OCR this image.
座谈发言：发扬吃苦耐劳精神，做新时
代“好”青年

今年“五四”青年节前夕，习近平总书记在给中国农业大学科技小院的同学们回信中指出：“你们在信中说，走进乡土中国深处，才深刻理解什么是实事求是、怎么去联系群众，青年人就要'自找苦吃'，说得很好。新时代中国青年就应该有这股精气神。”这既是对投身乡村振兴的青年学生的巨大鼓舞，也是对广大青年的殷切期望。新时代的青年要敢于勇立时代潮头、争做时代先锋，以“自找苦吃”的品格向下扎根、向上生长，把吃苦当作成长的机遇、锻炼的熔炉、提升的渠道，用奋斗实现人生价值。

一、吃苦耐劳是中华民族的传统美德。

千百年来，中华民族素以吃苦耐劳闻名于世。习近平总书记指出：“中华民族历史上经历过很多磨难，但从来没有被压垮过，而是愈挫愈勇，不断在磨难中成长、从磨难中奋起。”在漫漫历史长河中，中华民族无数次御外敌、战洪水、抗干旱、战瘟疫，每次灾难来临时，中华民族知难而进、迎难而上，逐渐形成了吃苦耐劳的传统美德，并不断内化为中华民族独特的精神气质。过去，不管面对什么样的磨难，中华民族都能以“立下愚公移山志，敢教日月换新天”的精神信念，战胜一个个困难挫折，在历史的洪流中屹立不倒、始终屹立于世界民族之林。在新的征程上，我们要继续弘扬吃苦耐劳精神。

——————

Return what is listed above, exactly and completely.

OCR this image.
座谈发言：发扬吃苦耐劳精神，做新时
代“好”青年

今年“五四”青年节前夕，习近平总书记在给中国农业大学科技小院的同学们回信中指出：“你们在信中说，走进乡土中国深处，才深刻理解什么是实事求是、怎么去联系群众，青年人就要'自找苦吃'，说得很好。新时代中国青年就应该有这股精气神。”这既是对投身乡村振兴的青年学生的巨大鼓舞，也是对广大青年的殷切期望。新时代的青年要敢于勇立时代潮头、争做时代先锋，以“自找苦吃”的品格向下扎根、向上生长，把吃苦当作成长的机遇、锻炼的熔炉、提升的渠道，用奋斗实现人生价值。

一、吃苦耐劳是中华民族的传统美德。

千百年来，中华民族素以吃苦耐劳闻名于世。习近平总书记指出：“中华民族历史上经历过很多磨难，但从来没有被压垮过，而是愈挫愈勇，不断在磨难中成长、从磨难中奋起。”在漫漫历史长河中，中华民族无数次御外敌、战洪水、抗干旱、战瘟疫，每次灾难来临时，中华民族知难而进、迎难而上，逐渐形成了吃苦耐劳的传统美德，并不断内化为中华民族独特的精神气质。过去，不管面对什么样的磨难，中华民族都能以“立下愚公移山志，敢教日月换新天”的精神信念，战胜一个个困难挫折，在历史的洪流中屹立不倒、始终屹立于世界民族之林。在新的征程上，我们要继续弘扬吃苦耐劳精神。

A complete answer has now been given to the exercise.